* [Work to be completed]: Please copy out the lines in the entries that contain "product".

* [Exercise material]:
******

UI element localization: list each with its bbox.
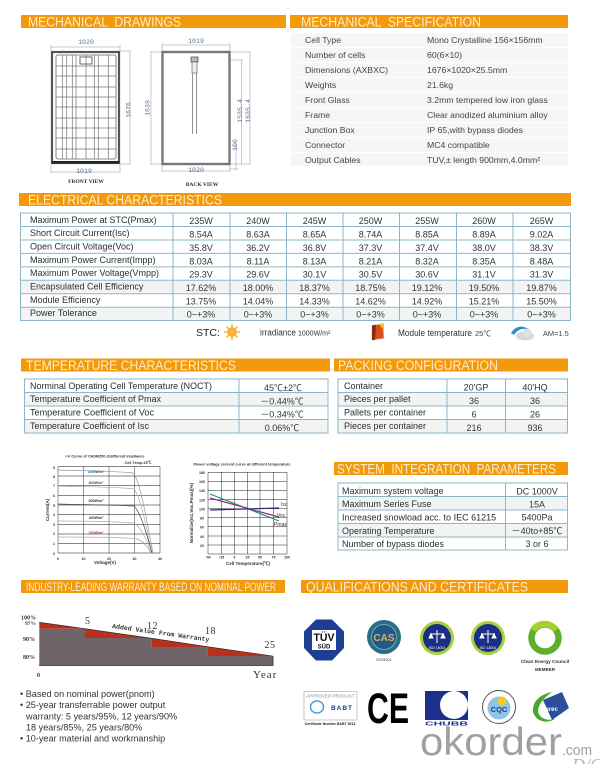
table: system integration parameters: －40to+85℃ (512, 526, 562, 536)
legend: standard test conditions: 1000W/m² (298, 330, 331, 338)
heading: mechanical drawings: MECHANICAL DRAWINGS (28, 14, 181, 30)
chart: I-V curves at different irradiance: 0 (57, 557, 59, 561)
chart: power voltage current at different temperature: 80 (200, 516, 204, 520)
icon: BABT approved product (304, 692, 357, 726)
table: electrical characteristics: 8.74A (359, 230, 382, 240)
table: mechanical specification: Clear anodized aluminium alloy (427, 110, 548, 120)
table: mechanical specification: IP 65,with bypass diodes (427, 125, 524, 135)
table: packing configuration: Pieces per container (344, 421, 426, 431)
table: system integration parameters: 3 or 6 (525, 539, 549, 549)
table: temperature characteristics (24, 379, 328, 433)
chart: power voltage current at different temperature: 100 (199, 508, 205, 512)
table: packing configuration: Container (344, 381, 383, 391)
table: electrical characteristics: 15.21% (469, 296, 499, 306)
icon: BABT approved product: Certificate Number BABT 9013 (305, 722, 355, 726)
table: mechanical specification: Weights (305, 80, 337, 90)
icon: Clean Energy Council ring: Clean Energy Council (521, 659, 569, 664)
table: temperature characteristics: 0.06%℃ (265, 423, 299, 433)
table: system integration parameters: DC 1000V (516, 486, 558, 496)
chart: I-V curves at different irradiance: 1000W/m² (88, 470, 105, 474)
chart: power voltage current at different temperature: Pmax (274, 522, 287, 528)
chart: I-V curves at different irradiance: 2 (53, 532, 55, 536)
icon: BABT approved product: BABT (331, 705, 353, 712)
heading: qualifications and certificates: QUALIFICATIONS AND CERTIFICATES (306, 580, 528, 594)
chart: warranty steps: 90% (23, 637, 35, 643)
table: temperature characteristics: 45℃±2℃ (264, 383, 302, 393)
chart: power voltage current at different temperature: 25 (246, 556, 250, 560)
table: electrical characteristics: Power Tolerance (30, 308, 97, 318)
chart: I-V curves at different irradiance: 40 (158, 557, 162, 561)
table: electrical characteristics: 19.12% (412, 283, 442, 293)
panel: back view drawing: BACK VIEW (186, 182, 219, 188)
table: system integration parameters: Increased snowload acc. to IEC 61215 (342, 512, 496, 522)
chart: I-V curves at different irradiance: 400W/m² (89, 516, 104, 520)
table: mechanical specification: Connector (305, 140, 345, 150)
chart: power voltage current at different temperature: 100 (284, 556, 290, 560)
table: electrical characteristics: 8.54A (189, 230, 213, 240)
table: electrical characteristics: 19.50% (469, 283, 499, 293)
chart: power voltage current at different temperature: 120 (199, 498, 205, 502)
chart: I-V curves at different irradiance: Current(A) (45, 498, 50, 521)
table: electrical characteristics: 31.3V (530, 270, 553, 280)
table: electrical characteristics: 0~+3% (244, 310, 272, 320)
table: electrical characteristics: Maximum Power Voltage(Vmpp) (30, 268, 159, 278)
table: electrical characteristics: Short Circuit Current(Isc) (30, 228, 130, 238)
table: system integration parameters: Number of bypass diodes (342, 539, 445, 549)
table: packing configuration: 26 (530, 410, 540, 420)
watermark: okorder.com: .com (562, 743, 592, 759)
table: electrical characteristics: 19.87% (526, 283, 557, 293)
table: electrical characteristics: 8.13A (303, 256, 326, 266)
table: electrical characteristics: 8.48A (530, 256, 553, 266)
panel: back view drawing: 1639 (144, 100, 152, 116)
table: mechanical specification: TUV,± length 900mm,4.0mm² (427, 155, 540, 165)
table: mechanical specification: Cell Type (305, 35, 341, 45)
table: electrical characteristics: 0~+3% (470, 310, 498, 320)
table: electrical characteristics: 14.92% (412, 296, 442, 306)
icon: CAS badge: ISO9001 (376, 657, 393, 662)
heading: warranty: INDUSTRY-LEADING WARRANTY BASED ON NOMINAL POWER (26, 580, 276, 594)
legend: standard test conditions: irradiance (260, 328, 296, 338)
chart: power voltage current at different temperature: Power voltage current curve at different temperature (193, 462, 291, 466)
table: system integration parameters (338, 483, 568, 550)
table: electrical characteristics: Module Efficiency (30, 295, 101, 305)
chart: power voltage current at different temperature: -25 (219, 556, 224, 560)
panel: back view drawing: 1020 (188, 167, 204, 174)
table: electrical characteristics: 255W (415, 216, 439, 226)
table: packing configuration: 40'HQ (522, 382, 548, 392)
table: mechanical specification: 3.2mm tempered low iron glass (427, 95, 548, 105)
icon: ISO 18001 badge: ISO 18001 (480, 646, 496, 650)
table: electrical characteristics: 31.1V (472, 270, 496, 280)
table: temperature characteristics: Temperature Coefficient of Isc (30, 421, 149, 431)
table: temperature characteristics: Temperature Coefficient of Voc (30, 408, 155, 418)
panel: front view drawing: 1020 (78, 39, 94, 46)
table: packing configuration: 20'GP (464, 382, 488, 392)
chart: warranty steps: 100% (21, 616, 36, 622)
table: electrical characteristics: 0~+3% (413, 310, 441, 320)
icon: module (372, 324, 384, 340)
text block: warranty notes: 18 years/85%, 25 years/80% (26, 722, 142, 732)
icon: CE mark: CE (367, 685, 409, 733)
icon: ISO 14001 badge: ISO 14001 (429, 646, 445, 650)
table: electrical characteristics: 8.03A (189, 256, 213, 266)
chart: I-V curves at different irradiance: 4 (53, 513, 55, 517)
chart: I-V curves at different irradiance: 200W/m² (89, 531, 104, 535)
table: mechanical specification: Front Glass (305, 95, 351, 105)
chart: power voltage current at different temperature: 60 (200, 526, 204, 530)
chart: warranty steps: Added Value From Warranty (112, 623, 210, 644)
chart: I-V curves at different irradiance (45, 454, 162, 565)
icon: ISO 14001 badge (420, 621, 454, 655)
table: mechanical specification: 60(6×10) (427, 50, 462, 60)
chart: power voltage current at different temperature: -50 (205, 556, 211, 560)
legend: standard test conditions: AM=1.5 (543, 329, 569, 338)
chart: I-V curves at different irradiance: 3 (53, 523, 55, 527)
table: electrical characteristics: 18.75% (355, 283, 386, 293)
table: packing configuration: 6 (471, 410, 477, 420)
table: packing configuration: Pieces per pallet (344, 394, 411, 404)
watermark: okorder.com: okorder (420, 721, 562, 764)
heading: packing configuration: PACKING CONFIGURATION (338, 358, 498, 373)
icon: TUV SUD badge: TÜV (314, 631, 335, 644)
table: electrical characteristics: 8.11A (247, 256, 269, 266)
panel: back view drawing: 1635.4 (245, 99, 252, 123)
table: electrical characteristics: 9.02A (530, 230, 553, 240)
text block: warranty notes (20, 689, 177, 744)
table: mechanical specification: Output Cables (305, 155, 361, 165)
table: electrical characteristics: 18.37% (299, 283, 330, 293)
table: electrical characteristics: 240W (246, 216, 270, 226)
chart: I-V curves at different irradiance: 5 (53, 504, 55, 508)
table: electrical characteristics: 8.85A (415, 230, 439, 240)
table: temperature characteristics: Temperature Coefficient of Pmax (30, 394, 161, 404)
table: electrical characteristics: 14.33% (299, 296, 330, 306)
table: electrical characteristics: 36.8V (303, 243, 326, 253)
chart: I-V curves at different irradiance: 600W/m² (89, 499, 104, 503)
table: electrical characteristics: 8.65A (303, 230, 326, 240)
chart: I-V curves at different irradiance: I-V Curve of CHSM250 @different irradiance (65, 454, 145, 458)
table: packing configuration: 36 (530, 396, 540, 406)
table: electrical characteristics: Maximum Power at STC(Pmax) (30, 215, 157, 225)
chart: power voltage current at different temperature: 180 (199, 471, 205, 475)
chart: warranty steps: 5 (85, 616, 90, 627)
icon: cloud (511, 327, 534, 340)
chart: I-V curves at different irradiance: 30 (132, 557, 136, 561)
table: electrical characteristics: 13.75% (186, 296, 216, 306)
chart: I-V curves at different irradiance: 0 (53, 552, 55, 556)
text block: warranty notes: warranty: 5 years/95%, 12 years/90% (25, 712, 177, 722)
icon: TUV SUD badge: SÜD (318, 644, 331, 650)
table: packing configuration: 36 (469, 396, 479, 406)
chart: power voltage current at different temperature: 0 (234, 556, 236, 560)
table: electrical characteristics: 8.63A (246, 230, 270, 240)
table: electrical characteristics: 38.3V (530, 243, 553, 253)
icon: CHUBB logo: CHUBB (425, 722, 468, 728)
table: electrical characteristics: 29.3V (189, 270, 213, 280)
chart: power voltage current at different temperature (189, 462, 291, 566)
icon: sun (224, 324, 240, 340)
chart: warranty steps: 18 (205, 626, 216, 637)
table: electrical characteristics: 15.50% (526, 296, 557, 306)
table: electrical characteristics: 30.1V (303, 270, 326, 280)
table: temperature characteristics: －0.34%℃ (260, 410, 304, 420)
table: electrical characteristics: 30.6V (415, 270, 439, 280)
chart: power voltage current at different temperature: Isc (281, 502, 288, 508)
chart: power voltage current at different temperature: 50 (258, 556, 262, 560)
chart: power voltage current at different temperature: Voc (277, 513, 286, 519)
table: packing configuration: 936 (527, 423, 543, 433)
text block: warranty notes: • 25-year transferrable power output (20, 700, 166, 710)
legend: standard test conditions (196, 324, 569, 340)
chart: I-V curves at different irradiance: 8 (53, 475, 55, 479)
heading: electrical characteristics: ELECTRICAL CHARACTERISTICS (28, 192, 222, 208)
chart: warranty steps: 12 (147, 621, 158, 632)
table: system integration parameters: 5400Pa (521, 512, 553, 522)
table: electrical characteristics: 38.0V (472, 243, 496, 253)
chart: power voltage current at different temperature: 75 (272, 556, 276, 560)
table: mechanical specification: Junction Box (305, 125, 355, 135)
table: electrical characteristics: 36.2V (246, 243, 270, 253)
table: mechanical specification: 1676×1020×25.5mm (427, 65, 507, 75)
icon: TUV SUD badge (304, 620, 344, 660)
text block: warranty notes: • 10-year material and workmanship (20, 734, 165, 744)
chart: power voltage current at different temperature: Normalize(Isc,Voc,Pmax)(%) (189, 482, 194, 543)
chart: warranty steps (21, 616, 277, 681)
table: electrical characteristics: 14.04% (243, 296, 273, 306)
table: packing configuration: 216 (466, 423, 482, 433)
icon: BABT approved product: APPROVED PRODUCT (306, 694, 355, 698)
legend: standard test conditions: Module temperature (398, 328, 472, 338)
table: electrical characteristics: Encapsulated Cell Efficiency (30, 282, 144, 292)
chart: warranty steps: 97% (25, 621, 36, 627)
table: electrical characteristics: 30.5V (359, 270, 382, 280)
panel: front view drawing: FRONT VIEW (68, 179, 104, 185)
icon: CQC badge (482, 690, 516, 724)
table: system integration parameters: Maximum system voltage (342, 486, 444, 496)
table: electrical characteristics: 37.4V (415, 243, 439, 253)
text block: warranty notes: • Based on nominal power(pnom) (20, 689, 155, 699)
table: mechanical specification: 21.6kg (427, 80, 453, 90)
table: electrical characteristics: 235W (189, 216, 213, 226)
table: system integration parameters: Maximum Series Fuse (342, 499, 432, 509)
chart: I-V curves at different irradiance: 20 (107, 557, 111, 561)
chart: warranty steps: 80% (23, 655, 35, 661)
heading: mechanical specification: MECHANICAL SPECIFICATION (301, 14, 481, 30)
table: electrical characteristics: 37.3V (359, 243, 382, 253)
table: electrical characteristics: 14.62% (355, 296, 386, 306)
chart: warranty steps: 0 (37, 673, 40, 679)
legend: standard test conditions: 25℃ (475, 329, 491, 338)
table: electrical characteristics: 250W (359, 216, 383, 226)
heading: mechanical drawings (21, 14, 286, 30)
table: electrical characteristics: 0~+3% (356, 310, 385, 320)
icon: ISO 18001 badge (471, 621, 505, 655)
heading: system integration parameters: SYSTEM INTEGRATION PARAMETERS (337, 462, 556, 476)
chart: power voltage current at different temperature: 40 (200, 535, 204, 539)
chart: warranty steps: Year (253, 669, 277, 681)
table: temperature characteristics: Norminal Operating Cell Temperature (NOCT) (30, 381, 212, 391)
panel: back view drawing: 1535.4 (237, 99, 244, 123)
panel: front view drawing (51, 39, 132, 185)
icon: CHUBB logo (425, 691, 468, 728)
table: electrical characteristics: 8.89A (472, 230, 496, 240)
panel: back view drawing (144, 38, 252, 188)
table: electrical characteristics: 265W (530, 216, 554, 226)
icon: CAS badge (367, 620, 401, 662)
table: electrical characteristics: 8.35A (472, 256, 496, 266)
heading: electrical characteristics (19, 192, 571, 208)
chart: warranty steps: 25 (264, 640, 276, 651)
table: system integration parameters: 15A (529, 500, 545, 510)
table: mechanical specification: Number of cells (305, 50, 366, 60)
legend: standard test conditions: STC: (196, 327, 220, 339)
icon: Conrec logo (533, 692, 569, 722)
chart: power voltage current at different temperature: Cell Temperature(℃) (226, 561, 270, 566)
chart: I-V curves at different irradiance: 9 (53, 466, 55, 470)
icon: Conrec logo: conrec (538, 707, 558, 713)
panel: back view drawing: 100 (232, 139, 239, 151)
panel: front view drawing: 1019 (76, 168, 92, 175)
chart: I-V curves at different irradiance: 7 (53, 484, 55, 488)
table: electrical characteristics: 260W (472, 216, 496, 226)
table: electrical characteristics: 0~+3% (527, 310, 556, 320)
table: electrical characteristics (20, 213, 570, 320)
chart: I-V curves at different irradiance: Voltage(V) (94, 560, 116, 565)
table: system integration parameters: Operating Temperature (342, 526, 434, 536)
table: electrical characteristics: 0~+3% (187, 310, 215, 320)
chart: I-V curves at different irradiance: 10 (82, 557, 86, 561)
chart: power voltage current at different temperature: 160 (199, 480, 205, 484)
table: packing configuration (338, 379, 568, 433)
icon: CAS badge: CAS (373, 633, 395, 644)
table: electrical characteristics: 18.00% (243, 283, 273, 293)
table: mechanical specification (291, 33, 568, 166)
table: electrical characteristics: 245W (303, 216, 327, 226)
chart: I-V curves at different irradiance: 800W/m² (89, 481, 104, 485)
panel: front view drawing: 1676 (126, 102, 132, 118)
table: mechanical specification: MC4 compatible (427, 140, 490, 150)
chart: I-V curves at different irradiance: Cell Temp.25℃ (125, 461, 152, 465)
table: electrical characteristics: Maximum Power Current(Impp) (30, 255, 156, 265)
chart: power voltage current at different temperature: 20 (200, 544, 204, 548)
table: mechanical specification: Dimensions (AXBXC) (305, 65, 388, 75)
table: electrical characteristics: 29.6V (246, 270, 270, 280)
table: electrical characteristics: 35.8V (189, 243, 213, 253)
table: mechanical specification: Frame (305, 110, 330, 120)
panel: back view drawing: 1019 (188, 38, 204, 45)
icon: Clean Energy Council ring (521, 624, 569, 672)
table: electrical characteristics: 8.21A (359, 256, 382, 266)
table: electrical characteristics: 0~+3% (300, 310, 329, 320)
icon: Clean Energy Council ring: MEMBER (535, 667, 556, 672)
table: electrical characteristics: 8.32A (415, 256, 439, 266)
table: electrical characteristics: Open Circuit Voltage(Voc) (30, 242, 134, 252)
table: temperature characteristics: －0.44%℃ (260, 396, 304, 406)
table: mechanical specification: Mono Crystalline 156×156mm (427, 35, 543, 45)
table: packing configuration: Pallets per container (344, 408, 426, 418)
chart: power voltage current at different temperature: 140 (199, 489, 205, 493)
chart: I-V curves at different irradiance: 6 (53, 494, 55, 498)
table: electrical characteristics: 17.62% (186, 283, 216, 293)
heading: temperature characteristics: TEMPERATURE CHARACTERISTICS (26, 358, 236, 373)
icon: CQC badge: CQC (491, 705, 508, 714)
chart: I-V curves at different irradiance: 1 (53, 542, 55, 546)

******

* [Exercise answer]:
icon: BABT approved product (304, 692, 357, 726)
icon: BABT approved product: Certificate Number BABT 9013 (305, 722, 355, 726)
icon: BABT approved product: BABT (331, 705, 353, 712)
icon: BABT approved product: APPROVED PRODUCT (306, 694, 355, 698)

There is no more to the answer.